*Data*

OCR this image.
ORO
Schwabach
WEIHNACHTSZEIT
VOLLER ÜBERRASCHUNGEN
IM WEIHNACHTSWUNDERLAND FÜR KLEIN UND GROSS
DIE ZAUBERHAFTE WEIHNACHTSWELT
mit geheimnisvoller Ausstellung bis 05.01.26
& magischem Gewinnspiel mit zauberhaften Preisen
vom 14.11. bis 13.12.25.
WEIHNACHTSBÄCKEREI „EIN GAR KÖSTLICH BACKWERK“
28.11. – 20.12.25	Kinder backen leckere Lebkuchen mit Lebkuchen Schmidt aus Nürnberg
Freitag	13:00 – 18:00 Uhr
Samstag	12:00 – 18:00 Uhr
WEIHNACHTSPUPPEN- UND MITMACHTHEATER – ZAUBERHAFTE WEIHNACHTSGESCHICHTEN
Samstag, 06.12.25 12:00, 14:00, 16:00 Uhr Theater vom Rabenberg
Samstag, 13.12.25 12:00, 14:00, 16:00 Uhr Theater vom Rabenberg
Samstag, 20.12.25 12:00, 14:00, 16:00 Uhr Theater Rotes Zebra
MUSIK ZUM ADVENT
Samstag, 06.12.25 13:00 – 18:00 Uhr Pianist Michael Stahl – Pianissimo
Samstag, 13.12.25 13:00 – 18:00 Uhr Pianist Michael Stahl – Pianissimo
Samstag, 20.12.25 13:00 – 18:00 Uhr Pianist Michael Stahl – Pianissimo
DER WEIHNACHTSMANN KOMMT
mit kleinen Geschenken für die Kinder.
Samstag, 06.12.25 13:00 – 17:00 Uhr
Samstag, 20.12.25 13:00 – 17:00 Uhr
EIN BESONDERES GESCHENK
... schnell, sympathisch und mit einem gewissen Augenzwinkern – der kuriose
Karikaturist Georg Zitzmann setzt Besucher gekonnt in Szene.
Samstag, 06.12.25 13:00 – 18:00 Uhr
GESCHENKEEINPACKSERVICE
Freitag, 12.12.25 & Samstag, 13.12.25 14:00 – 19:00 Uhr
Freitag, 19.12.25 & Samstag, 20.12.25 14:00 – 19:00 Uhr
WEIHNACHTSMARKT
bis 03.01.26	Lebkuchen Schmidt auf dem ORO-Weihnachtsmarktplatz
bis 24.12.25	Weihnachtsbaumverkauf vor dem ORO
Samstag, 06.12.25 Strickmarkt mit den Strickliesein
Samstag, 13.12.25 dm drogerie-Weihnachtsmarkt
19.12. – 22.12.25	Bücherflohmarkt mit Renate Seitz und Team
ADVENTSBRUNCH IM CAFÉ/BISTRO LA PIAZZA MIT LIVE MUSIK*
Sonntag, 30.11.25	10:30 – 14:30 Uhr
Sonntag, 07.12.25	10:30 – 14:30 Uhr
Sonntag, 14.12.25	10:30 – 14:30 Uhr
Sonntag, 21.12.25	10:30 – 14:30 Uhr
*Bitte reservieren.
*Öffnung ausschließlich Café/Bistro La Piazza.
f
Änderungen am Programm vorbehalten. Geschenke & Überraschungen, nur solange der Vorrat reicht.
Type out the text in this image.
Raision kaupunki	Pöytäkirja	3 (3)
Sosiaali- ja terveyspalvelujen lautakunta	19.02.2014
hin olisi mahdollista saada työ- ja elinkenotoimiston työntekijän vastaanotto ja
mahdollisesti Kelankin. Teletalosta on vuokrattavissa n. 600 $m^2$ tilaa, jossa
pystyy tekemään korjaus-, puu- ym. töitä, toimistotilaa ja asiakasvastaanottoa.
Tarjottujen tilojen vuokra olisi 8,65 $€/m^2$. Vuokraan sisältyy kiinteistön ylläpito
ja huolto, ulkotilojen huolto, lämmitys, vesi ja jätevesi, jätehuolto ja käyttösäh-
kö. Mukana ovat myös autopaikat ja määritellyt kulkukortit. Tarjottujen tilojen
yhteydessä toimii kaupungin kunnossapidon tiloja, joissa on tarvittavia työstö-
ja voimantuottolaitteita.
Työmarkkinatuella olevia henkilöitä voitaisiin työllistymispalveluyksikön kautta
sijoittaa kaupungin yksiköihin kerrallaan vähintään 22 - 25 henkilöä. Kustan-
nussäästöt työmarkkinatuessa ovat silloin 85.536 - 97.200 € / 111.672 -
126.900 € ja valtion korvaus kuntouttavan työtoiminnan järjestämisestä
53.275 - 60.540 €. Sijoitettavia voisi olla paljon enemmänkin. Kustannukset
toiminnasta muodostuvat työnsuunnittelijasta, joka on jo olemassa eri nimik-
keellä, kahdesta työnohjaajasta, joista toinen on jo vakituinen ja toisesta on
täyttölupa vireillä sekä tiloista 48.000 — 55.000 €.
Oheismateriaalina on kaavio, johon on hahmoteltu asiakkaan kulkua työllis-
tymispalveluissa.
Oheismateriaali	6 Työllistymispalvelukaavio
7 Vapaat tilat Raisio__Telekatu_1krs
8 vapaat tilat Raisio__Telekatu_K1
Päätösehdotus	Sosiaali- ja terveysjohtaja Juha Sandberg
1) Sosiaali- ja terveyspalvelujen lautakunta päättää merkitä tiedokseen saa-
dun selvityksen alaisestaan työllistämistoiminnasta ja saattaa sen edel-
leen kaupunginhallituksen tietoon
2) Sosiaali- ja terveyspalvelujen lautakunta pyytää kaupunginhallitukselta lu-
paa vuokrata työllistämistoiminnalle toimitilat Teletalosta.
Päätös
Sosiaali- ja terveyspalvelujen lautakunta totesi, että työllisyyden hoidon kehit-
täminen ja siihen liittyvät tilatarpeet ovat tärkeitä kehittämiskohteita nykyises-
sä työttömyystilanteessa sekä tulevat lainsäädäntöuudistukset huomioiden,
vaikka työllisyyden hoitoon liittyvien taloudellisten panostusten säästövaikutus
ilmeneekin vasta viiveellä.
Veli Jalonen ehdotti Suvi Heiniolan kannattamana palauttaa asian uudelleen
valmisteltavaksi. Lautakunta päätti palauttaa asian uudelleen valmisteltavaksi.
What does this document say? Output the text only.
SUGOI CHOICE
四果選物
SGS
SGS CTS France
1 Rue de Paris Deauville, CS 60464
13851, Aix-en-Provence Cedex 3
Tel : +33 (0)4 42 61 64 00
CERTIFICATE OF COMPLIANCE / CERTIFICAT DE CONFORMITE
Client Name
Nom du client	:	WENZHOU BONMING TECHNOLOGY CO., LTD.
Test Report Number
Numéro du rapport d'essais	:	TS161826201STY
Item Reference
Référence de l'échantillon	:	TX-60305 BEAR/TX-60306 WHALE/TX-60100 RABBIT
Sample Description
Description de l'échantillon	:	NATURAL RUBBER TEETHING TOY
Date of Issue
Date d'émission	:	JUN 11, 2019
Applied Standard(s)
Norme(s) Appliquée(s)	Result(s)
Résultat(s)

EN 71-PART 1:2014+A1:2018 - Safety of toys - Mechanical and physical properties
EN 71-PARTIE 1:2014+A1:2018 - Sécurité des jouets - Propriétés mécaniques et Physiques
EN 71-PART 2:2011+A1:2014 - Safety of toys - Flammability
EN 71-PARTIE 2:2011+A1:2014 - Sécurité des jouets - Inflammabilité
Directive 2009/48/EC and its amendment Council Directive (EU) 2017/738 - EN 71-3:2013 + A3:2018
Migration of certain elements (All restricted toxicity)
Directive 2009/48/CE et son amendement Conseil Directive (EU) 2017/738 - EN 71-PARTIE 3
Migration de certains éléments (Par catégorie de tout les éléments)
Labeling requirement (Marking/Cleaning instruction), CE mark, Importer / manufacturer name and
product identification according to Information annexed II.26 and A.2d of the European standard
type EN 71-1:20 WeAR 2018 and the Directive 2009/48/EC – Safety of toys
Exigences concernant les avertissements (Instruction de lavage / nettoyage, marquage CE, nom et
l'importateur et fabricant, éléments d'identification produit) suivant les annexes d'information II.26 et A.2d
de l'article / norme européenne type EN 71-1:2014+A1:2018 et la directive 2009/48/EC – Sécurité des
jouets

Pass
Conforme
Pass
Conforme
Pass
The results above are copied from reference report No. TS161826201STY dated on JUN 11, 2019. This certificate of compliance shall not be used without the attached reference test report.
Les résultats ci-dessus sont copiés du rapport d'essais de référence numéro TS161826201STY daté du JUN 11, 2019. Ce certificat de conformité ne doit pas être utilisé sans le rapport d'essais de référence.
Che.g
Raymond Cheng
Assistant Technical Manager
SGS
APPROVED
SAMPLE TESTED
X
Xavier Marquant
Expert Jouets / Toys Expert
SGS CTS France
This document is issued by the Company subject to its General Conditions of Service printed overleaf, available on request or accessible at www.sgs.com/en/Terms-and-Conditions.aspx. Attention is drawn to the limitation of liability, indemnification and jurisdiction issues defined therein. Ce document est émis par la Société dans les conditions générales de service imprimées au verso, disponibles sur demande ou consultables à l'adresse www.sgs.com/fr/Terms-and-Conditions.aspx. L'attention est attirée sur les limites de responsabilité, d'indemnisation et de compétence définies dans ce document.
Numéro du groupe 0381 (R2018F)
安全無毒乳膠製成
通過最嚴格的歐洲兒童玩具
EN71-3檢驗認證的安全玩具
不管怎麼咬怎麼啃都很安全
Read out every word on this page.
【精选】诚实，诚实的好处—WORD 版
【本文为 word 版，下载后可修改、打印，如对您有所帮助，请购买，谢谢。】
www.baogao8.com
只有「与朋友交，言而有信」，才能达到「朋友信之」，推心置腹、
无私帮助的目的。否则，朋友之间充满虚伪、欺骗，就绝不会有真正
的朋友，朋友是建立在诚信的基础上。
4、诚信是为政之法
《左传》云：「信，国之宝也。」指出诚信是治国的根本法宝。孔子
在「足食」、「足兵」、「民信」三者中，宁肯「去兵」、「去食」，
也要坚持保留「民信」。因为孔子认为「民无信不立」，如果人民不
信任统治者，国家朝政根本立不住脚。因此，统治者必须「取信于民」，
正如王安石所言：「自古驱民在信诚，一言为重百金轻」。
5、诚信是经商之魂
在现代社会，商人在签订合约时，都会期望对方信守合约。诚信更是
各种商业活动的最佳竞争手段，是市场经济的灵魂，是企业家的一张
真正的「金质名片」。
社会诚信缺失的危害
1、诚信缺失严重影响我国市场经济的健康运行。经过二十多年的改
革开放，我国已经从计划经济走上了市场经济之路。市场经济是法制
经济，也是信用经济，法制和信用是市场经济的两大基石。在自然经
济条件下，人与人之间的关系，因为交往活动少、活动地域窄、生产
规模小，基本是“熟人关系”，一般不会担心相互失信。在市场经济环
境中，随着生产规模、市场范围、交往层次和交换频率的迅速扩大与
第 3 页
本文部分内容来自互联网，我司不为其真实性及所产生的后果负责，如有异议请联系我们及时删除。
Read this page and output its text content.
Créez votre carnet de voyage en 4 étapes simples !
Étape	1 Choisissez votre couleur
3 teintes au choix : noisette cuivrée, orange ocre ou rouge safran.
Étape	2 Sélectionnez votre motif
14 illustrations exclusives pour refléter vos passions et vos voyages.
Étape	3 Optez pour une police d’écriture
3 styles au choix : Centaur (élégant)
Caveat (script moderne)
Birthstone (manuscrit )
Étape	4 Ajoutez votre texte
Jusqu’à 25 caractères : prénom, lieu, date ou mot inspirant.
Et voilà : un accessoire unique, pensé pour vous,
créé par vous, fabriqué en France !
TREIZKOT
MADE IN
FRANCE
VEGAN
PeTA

*Task statement*
Copy all lines from the entries that contain the word "Kinder".

*Output of the exercise*
28.11. – 20.12.25	Kinder backen leckere Lebkuchen mit Lebkuchen Schmidt aus Nürnberg
mit kleinen Geschenken für die Kinder.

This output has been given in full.